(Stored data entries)
## START
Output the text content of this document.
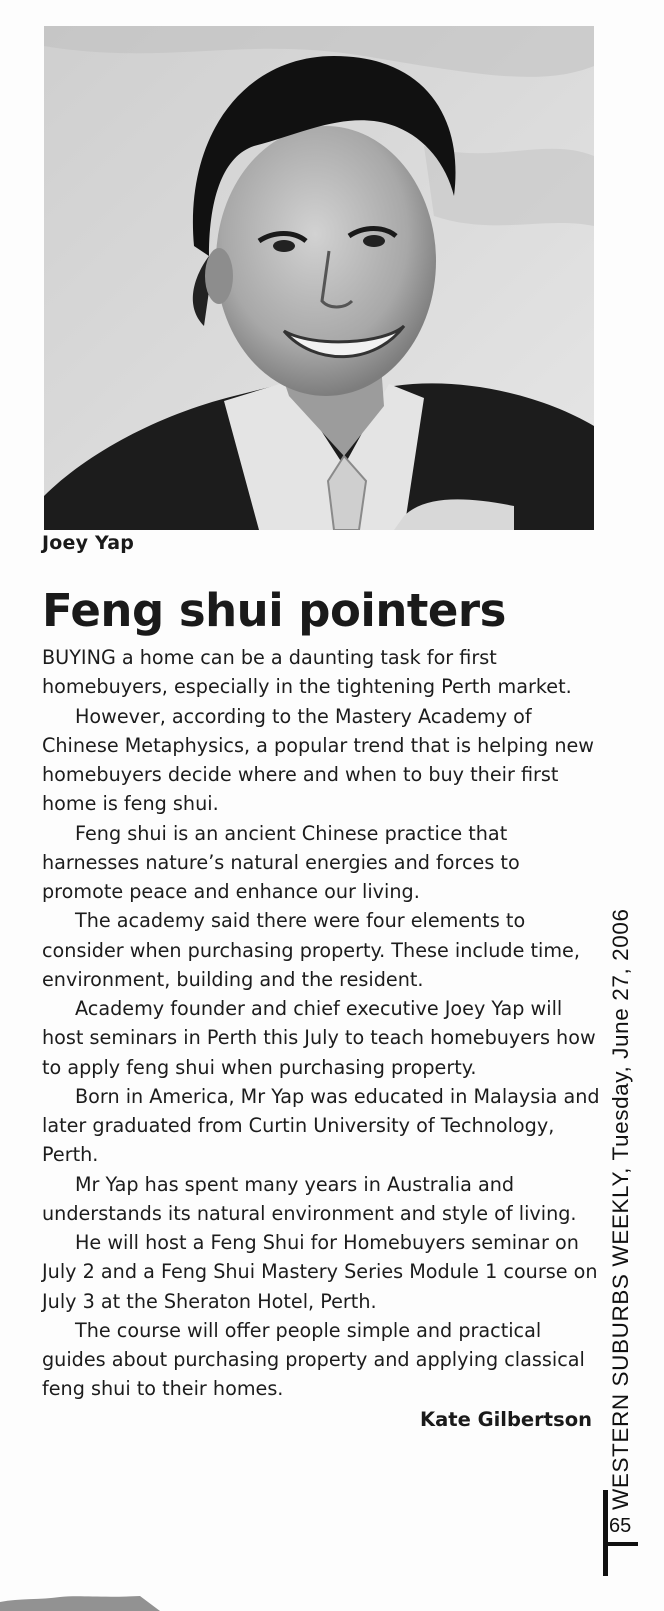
Joey Yap
Feng shui pointers

BUYING a home can be a daunting task for first homebuyers, especially in the tightening Perth market.

However, according to the Mastery Academy of Chinese Metaphysics, a popular trend that is helping new homebuyers decide where and when to buy their first home is feng shui.

Feng shui is an ancient Chinese practice that harnesses nature’s natural energies and forces to promote peace and enhance our living.

The academy said there were four elements to consider when purchasing property. These include time, environment, building and the resident.

Academy founder and chief executive Joey Yap will host seminars in Perth this July to teach homebuyers how to apply feng shui when purchasing property.

Born in America, Mr Yap was educated in Malaysia and later graduated from Curtin University of Technology, Perth.

Mr Yap has spent many years in Australia and understands its natural environment and style of living.

He will host a Feng Shui for Homebuyers seminar on July 2 and a Feng Shui Mastery Series Module 1 course on July 3 at the Sheraton Hotel, Perth.

The course will offer people simple and practical guides about purchasing property and applying classical feng shui to their homes.

Kate Gilbertson WESTERN SUBURBS WEEKLY, Tuesday, June 27, 2006
65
## END
WORK TO COMPLETE: Leave out the pictures and print each record exactly as it stands.

RESULT OF THE TASK:
Output the text content of this document.
Joey Yap
Feng shui pointers

BUYING a home can be a daunting task for first homebuyers, especially in the tightening Perth market.

However, according to the Mastery Academy of Chinese Metaphysics, a popular trend that is helping new homebuyers decide where and when to buy their first home is feng shui.

Feng shui is an ancient Chinese practice that harnesses nature’s natural energies and forces to promote peace and enhance our living.

The academy said there were four elements to consider when purchasing property. These include time, environment, building and the resident.

Academy founder and chief executive Joey Yap will host seminars in Perth this July to teach homebuyers how to apply feng shui when purchasing property.

Born in America, Mr Yap was educated in Malaysia and later graduated from Curtin University of Technology, Perth.

Mr Yap has spent many years in Australia and understands its natural environment and style of living.

He will host a Feng Shui for Homebuyers seminar on July 2 and a Feng Shui Mastery Series Module 1 course on July 3 at the Sheraton Hotel, Perth.

The course will offer people simple and practical guides about purchasing property and applying classical feng shui to their homes.

Kate Gilbertson WESTERN SUBURBS WEEKLY, Tuesday, June 27, 2006
65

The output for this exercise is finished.